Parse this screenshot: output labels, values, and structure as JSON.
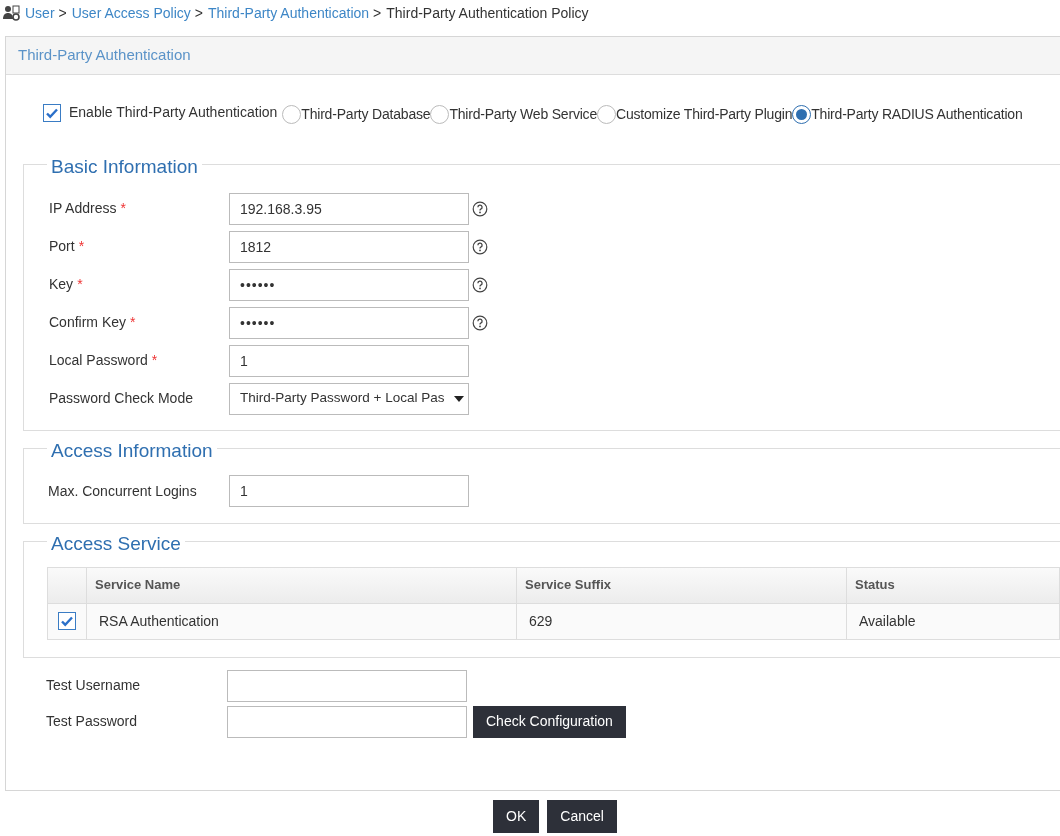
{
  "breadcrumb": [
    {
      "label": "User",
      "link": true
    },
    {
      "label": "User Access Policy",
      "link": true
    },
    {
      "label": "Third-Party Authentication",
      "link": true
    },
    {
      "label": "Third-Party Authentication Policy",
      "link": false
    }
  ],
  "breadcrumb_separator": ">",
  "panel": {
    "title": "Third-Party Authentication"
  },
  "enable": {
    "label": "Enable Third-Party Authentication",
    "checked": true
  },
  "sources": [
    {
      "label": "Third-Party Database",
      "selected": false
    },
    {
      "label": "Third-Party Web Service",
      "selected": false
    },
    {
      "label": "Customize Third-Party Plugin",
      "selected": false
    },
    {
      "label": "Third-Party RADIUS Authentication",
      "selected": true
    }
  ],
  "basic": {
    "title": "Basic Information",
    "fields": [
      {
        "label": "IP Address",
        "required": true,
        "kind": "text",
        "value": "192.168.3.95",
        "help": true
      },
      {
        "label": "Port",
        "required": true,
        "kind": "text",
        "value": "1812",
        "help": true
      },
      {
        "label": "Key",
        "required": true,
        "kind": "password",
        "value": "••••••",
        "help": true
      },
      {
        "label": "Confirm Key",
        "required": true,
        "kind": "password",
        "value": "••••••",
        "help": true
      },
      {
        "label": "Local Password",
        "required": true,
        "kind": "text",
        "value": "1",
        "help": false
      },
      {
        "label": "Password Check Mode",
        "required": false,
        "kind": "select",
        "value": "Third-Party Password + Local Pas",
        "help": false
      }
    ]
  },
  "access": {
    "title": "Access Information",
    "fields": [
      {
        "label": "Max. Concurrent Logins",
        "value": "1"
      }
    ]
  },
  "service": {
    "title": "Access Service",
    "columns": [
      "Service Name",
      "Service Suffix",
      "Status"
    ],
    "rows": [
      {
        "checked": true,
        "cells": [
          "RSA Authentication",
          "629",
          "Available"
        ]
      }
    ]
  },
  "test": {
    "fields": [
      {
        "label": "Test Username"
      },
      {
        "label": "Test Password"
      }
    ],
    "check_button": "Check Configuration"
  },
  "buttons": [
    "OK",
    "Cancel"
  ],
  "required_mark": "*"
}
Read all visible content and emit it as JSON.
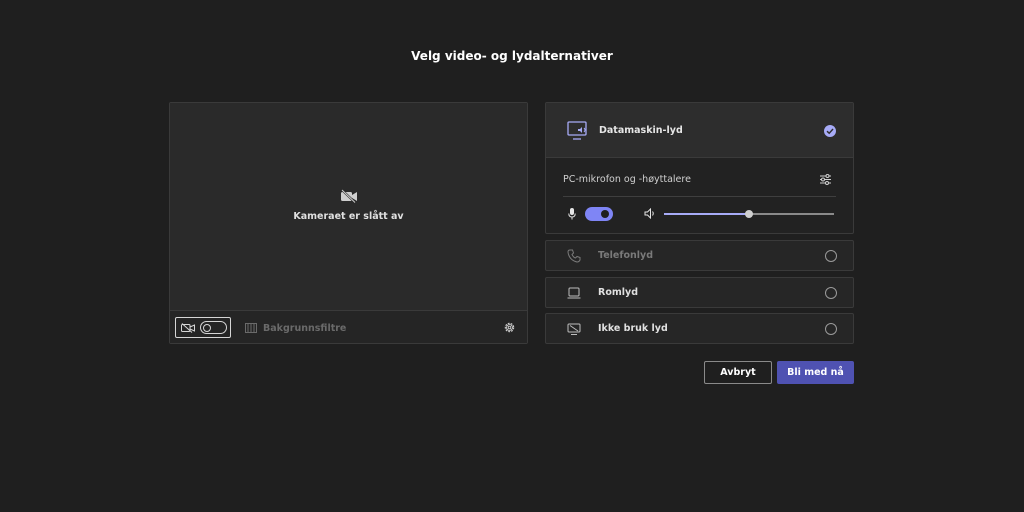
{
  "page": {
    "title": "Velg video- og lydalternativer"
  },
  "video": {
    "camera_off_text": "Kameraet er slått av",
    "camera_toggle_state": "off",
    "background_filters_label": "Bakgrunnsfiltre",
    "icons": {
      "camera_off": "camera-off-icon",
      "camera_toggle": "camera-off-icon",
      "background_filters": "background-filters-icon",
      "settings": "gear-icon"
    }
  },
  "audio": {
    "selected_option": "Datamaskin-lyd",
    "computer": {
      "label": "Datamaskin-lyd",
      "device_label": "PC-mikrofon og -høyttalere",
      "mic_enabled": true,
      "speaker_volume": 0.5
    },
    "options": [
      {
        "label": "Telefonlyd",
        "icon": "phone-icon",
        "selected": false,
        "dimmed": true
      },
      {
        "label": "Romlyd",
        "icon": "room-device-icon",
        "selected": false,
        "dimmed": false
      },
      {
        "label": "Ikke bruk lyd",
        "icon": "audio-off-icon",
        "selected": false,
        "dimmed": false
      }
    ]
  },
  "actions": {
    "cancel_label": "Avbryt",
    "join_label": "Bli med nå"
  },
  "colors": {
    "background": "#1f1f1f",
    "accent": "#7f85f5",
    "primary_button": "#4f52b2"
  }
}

#### EXERCISE
Do not copy the pictures, but repeat every line exactly.

#### ANSWER BELOW
Parse this screenshot: output labels, values, and structure as JSON.
{
  "breadcrumb": [
    {
      "label": "User",
      "link": true
    },
    {
      "label": "User Access Policy",
      "link": true
    },
    {
      "label": "Third-Party Authentication",
      "link": true
    },
    {
      "label": "Third-Party Authentication Policy",
      "link": false
    }
  ],
  "breadcrumb_separator": ">",
  "panel": {
    "title": "Third-Party Authentication"
  },
  "enable": {
    "label": "Enable Third-Party Authentication",
    "checked": true
  },
  "sources": [
    {
      "label": "Third-Party Database",
      "selected": false
    },
    {
      "label": "Third-Party Web Service",
      "selected": false
    },
    {
      "label": "Customize Third-Party Plugin",
      "selected": false
    },
    {
      "label": "Third-Party RADIUS Authentication",
      "selected": true
    }
  ],
  "basic": {
    "title": "Basic Information",
    "fields": [
      {
        "label": "IP Address",
        "required": true,
        "kind": "text",
        "value": "192.168.3.95",
        "help": true
      },
      {
        "label": "Port",
        "required": true,
        "kind": "text",
        "value": "1812",
        "help": true
      },
      {
        "label": "Key",
        "required": true,
        "kind": "password",
        "value": "••••••",
        "help": true
      },
      {
        "label": "Confirm Key",
        "required": true,
        "kind": "password",
        "value": "••••••",
        "help": true
      },
      {
        "label": "Local Password",
        "required": true,
        "kind": "text",
        "value": "1",
        "help": false
      },
      {
        "label": "Password Check Mode",
        "required": false,
        "kind": "select",
        "value": "Third-Party Password + Local Pas",
        "help": false
      }
    ]
  },
  "access": {
    "title": "Access Information",
    "fields": [
      {
        "label": "Max. Concurrent Logins",
        "value": "1"
      }
    ]
  },
  "service": {
    "title": "Access Service",
    "columns": [
      "Service Name",
      "Service Suffix",
      "Status"
    ],
    "rows": [
      {
        "checked": true,
        "cells": [
          "RSA Authentication",
          "629",
          "Available"
        ]
      }
    ]
  },
  "test": {
    "fields": [
      {
        "label": "Test Username"
      },
      {
        "label": "Test Password"
      }
    ],
    "check_button": "Check Configuration"
  },
  "buttons": [
    "OK",
    "Cancel"
  ],
  "required_mark": "*"
}
Read all visible content and emit it as JSON.
{
  "page": {
    "title": "Velg video- og lydalternativer"
  },
  "video": {
    "camera_off_text": "Kameraet er slått av",
    "camera_toggle_state": "off",
    "background_filters_label": "Bakgrunnsfiltre",
    "icons": {
      "camera_off": "camera-off-icon",
      "camera_toggle": "camera-off-icon",
      "background_filters": "background-filters-icon",
      "settings": "gear-icon"
    }
  },
  "audio": {
    "selected_option": "Datamaskin-lyd",
    "computer": {
      "label": "Datamaskin-lyd",
      "device_label": "PC-mikrofon og -høyttalere",
      "mic_enabled": true,
      "speaker_volume": 0.5
    },
    "options": [
      {
        "label": "Telefonlyd",
        "icon": "phone-icon",
        "selected": false,
        "dimmed": true
      },
      {
        "label": "Romlyd",
        "icon": "room-device-icon",
        "selected": false,
        "dimmed": false
      },
      {
        "label": "Ikke bruk lyd",
        "icon": "audio-off-icon",
        "selected": false,
        "dimmed": false
      }
    ]
  },
  "actions": {
    "cancel_label": "Avbryt",
    "join_label": "Bli med nå"
  },
  "colors": {
    "background": "#1f1f1f",
    "accent": "#7f85f5",
    "primary_button": "#4f52b2"
  }
}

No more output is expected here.